THE EXERCISE: Below are the records; pull every line that includes "this".

Data entries

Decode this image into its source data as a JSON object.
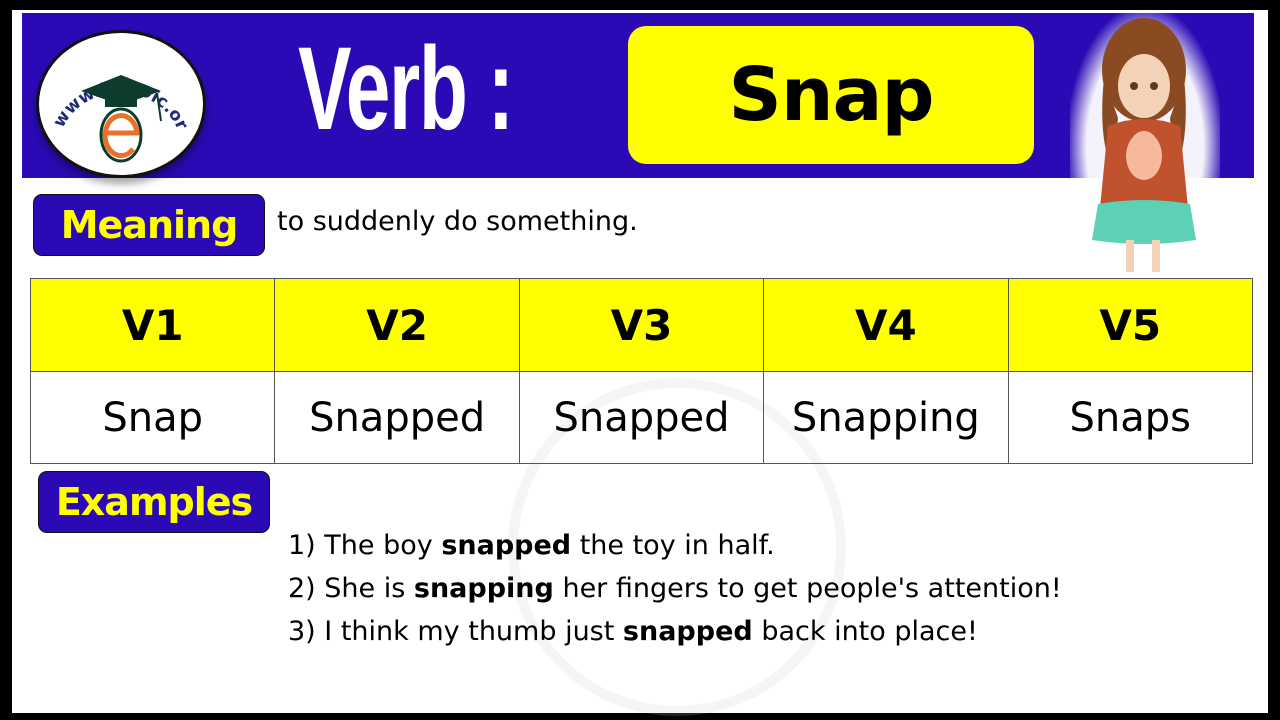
{
  "banner": {
    "logo_text": "www.EngDic.org",
    "title_label": "Verb :",
    "word": "Snap"
  },
  "meaning": {
    "label": "Meaning",
    "text": "to suddenly  do something."
  },
  "forms_table": {
    "headers": [
      "V1",
      "V2",
      "V3",
      "V4",
      "V5"
    ],
    "values": [
      "Snap",
      "Snapped",
      "Snapped",
      "Snapping",
      "Snaps"
    ]
  },
  "examples": {
    "label": "Examples",
    "items": [
      {
        "prefix": "1) The boy ",
        "bold": "snapped",
        "suffix": " the toy in half."
      },
      {
        "prefix": "2) She is ",
        "bold": "snapping",
        "suffix": " her fingers to get people's attention!"
      },
      {
        "prefix": "3) I think my thumb just ",
        "bold": "snapped",
        "suffix": " back into place!"
      }
    ]
  },
  "colors": {
    "banner_blue": "#2b0ab5",
    "highlight_yellow": "#ffff00",
    "logo_orange": "#e8702a",
    "logo_green": "#0d3b2e"
  }
}
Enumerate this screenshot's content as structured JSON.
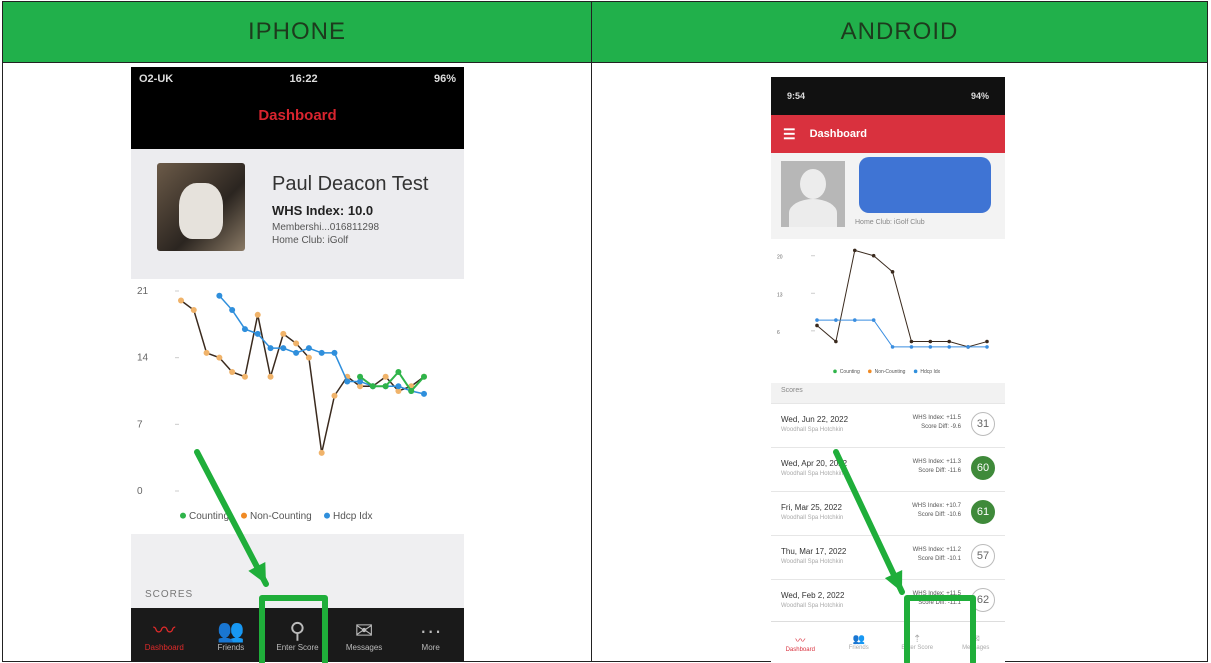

THE REPLY:
Decode this image into its source data as a JSON object.
Enumerate this screenshot's content as structured JSON.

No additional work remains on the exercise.